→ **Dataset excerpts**
# # # #

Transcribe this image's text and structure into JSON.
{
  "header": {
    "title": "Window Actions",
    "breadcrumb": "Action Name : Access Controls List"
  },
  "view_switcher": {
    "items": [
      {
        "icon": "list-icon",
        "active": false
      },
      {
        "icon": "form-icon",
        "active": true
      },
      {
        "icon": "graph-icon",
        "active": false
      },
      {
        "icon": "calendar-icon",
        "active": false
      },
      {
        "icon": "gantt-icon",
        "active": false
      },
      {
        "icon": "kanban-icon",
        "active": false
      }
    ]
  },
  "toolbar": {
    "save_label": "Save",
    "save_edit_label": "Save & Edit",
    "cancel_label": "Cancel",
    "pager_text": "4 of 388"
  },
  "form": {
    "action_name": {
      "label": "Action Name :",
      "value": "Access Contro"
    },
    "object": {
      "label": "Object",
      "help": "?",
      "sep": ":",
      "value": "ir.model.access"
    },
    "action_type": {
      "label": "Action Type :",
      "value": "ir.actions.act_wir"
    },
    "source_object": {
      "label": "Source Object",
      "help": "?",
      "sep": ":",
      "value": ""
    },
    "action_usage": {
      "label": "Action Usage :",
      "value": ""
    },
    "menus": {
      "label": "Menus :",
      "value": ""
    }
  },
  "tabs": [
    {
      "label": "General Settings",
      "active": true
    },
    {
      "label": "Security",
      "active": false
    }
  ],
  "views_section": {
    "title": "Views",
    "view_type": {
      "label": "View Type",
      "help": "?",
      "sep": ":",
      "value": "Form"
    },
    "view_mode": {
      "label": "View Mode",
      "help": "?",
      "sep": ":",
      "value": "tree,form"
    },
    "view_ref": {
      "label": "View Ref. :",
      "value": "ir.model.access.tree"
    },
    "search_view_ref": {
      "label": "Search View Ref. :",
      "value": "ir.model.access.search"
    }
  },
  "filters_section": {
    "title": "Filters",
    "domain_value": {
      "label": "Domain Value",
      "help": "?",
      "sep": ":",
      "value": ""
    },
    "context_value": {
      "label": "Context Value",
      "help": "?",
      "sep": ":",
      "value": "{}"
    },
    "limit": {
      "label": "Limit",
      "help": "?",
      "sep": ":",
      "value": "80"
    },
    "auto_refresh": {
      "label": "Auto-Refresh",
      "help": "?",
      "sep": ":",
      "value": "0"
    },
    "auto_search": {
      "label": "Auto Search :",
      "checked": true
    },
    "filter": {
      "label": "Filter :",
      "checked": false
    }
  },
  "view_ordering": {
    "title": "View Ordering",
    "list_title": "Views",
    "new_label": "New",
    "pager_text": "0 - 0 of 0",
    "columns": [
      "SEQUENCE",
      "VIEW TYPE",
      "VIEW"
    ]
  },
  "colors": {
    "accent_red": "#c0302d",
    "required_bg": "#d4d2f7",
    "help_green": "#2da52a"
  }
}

# # # #

→ **DIRECTIONS**
Would you copy out each line exactly as written?

→ **TASK ANSWER**
Transcribe this image's text and structure into JSON.
{
  "header": {
    "title": "Window Actions",
    "breadcrumb": "Action Name : Access Controls List"
  },
  "view_switcher": {
    "items": [
      {
        "icon": "list-icon",
        "active": false
      },
      {
        "icon": "form-icon",
        "active": true
      },
      {
        "icon": "graph-icon",
        "active": false
      },
      {
        "icon": "calendar-icon",
        "active": false
      },
      {
        "icon": "gantt-icon",
        "active": false
      },
      {
        "icon": "kanban-icon",
        "active": false
      }
    ]
  },
  "toolbar": {
    "save_label": "Save",
    "save_edit_label": "Save & Edit",
    "cancel_label": "Cancel",
    "pager_text": "4 of 388"
  },
  "form": {
    "action_name": {
      "label": "Action Name :",
      "value": "Access Contro"
    },
    "object": {
      "label": "Object",
      "help": "?",
      "sep": ":",
      "value": "ir.model.access"
    },
    "action_type": {
      "label": "Action Type :",
      "value": "ir.actions.act_wir"
    },
    "source_object": {
      "label": "Source Object",
      "help": "?",
      "sep": ":",
      "value": ""
    },
    "action_usage": {
      "label": "Action Usage :",
      "value": ""
    },
    "menus": {
      "label": "Menus :",
      "value": ""
    }
  },
  "tabs": [
    {
      "label": "General Settings",
      "active": true
    },
    {
      "label": "Security",
      "active": false
    }
  ],
  "views_section": {
    "title": "Views",
    "view_type": {
      "label": "View Type",
      "help": "?",
      "sep": ":",
      "value": "Form"
    },
    "view_mode": {
      "label": "View Mode",
      "help": "?",
      "sep": ":",
      "value": "tree,form"
    },
    "view_ref": {
      "label": "View Ref. :",
      "value": "ir.model.access.tree"
    },
    "search_view_ref": {
      "label": "Search View Ref. :",
      "value": "ir.model.access.search"
    }
  },
  "filters_section": {
    "title": "Filters",
    "domain_value": {
      "label": "Domain Value",
      "help": "?",
      "sep": ":",
      "value": ""
    },
    "context_value": {
      "label": "Context Value",
      "help": "?",
      "sep": ":",
      "value": "{}"
    },
    "limit": {
      "label": "Limit",
      "help": "?",
      "sep": ":",
      "value": "80"
    },
    "auto_refresh": {
      "label": "Auto-Refresh",
      "help": "?",
      "sep": ":",
      "value": "0"
    },
    "auto_search": {
      "label": "Auto Search :",
      "checked": true
    },
    "filter": {
      "label": "Filter :",
      "checked": false
    }
  },
  "view_ordering": {
    "title": "View Ordering",
    "list_title": "Views",
    "new_label": "New",
    "pager_text": "0 - 0 of 0",
    "columns": [
      "SEQUENCE",
      "VIEW TYPE",
      "VIEW"
    ]
  },
  "colors": {
    "accent_red": "#c0302d",
    "required_bg": "#d4d2f7",
    "help_green": "#2da52a"
  }
}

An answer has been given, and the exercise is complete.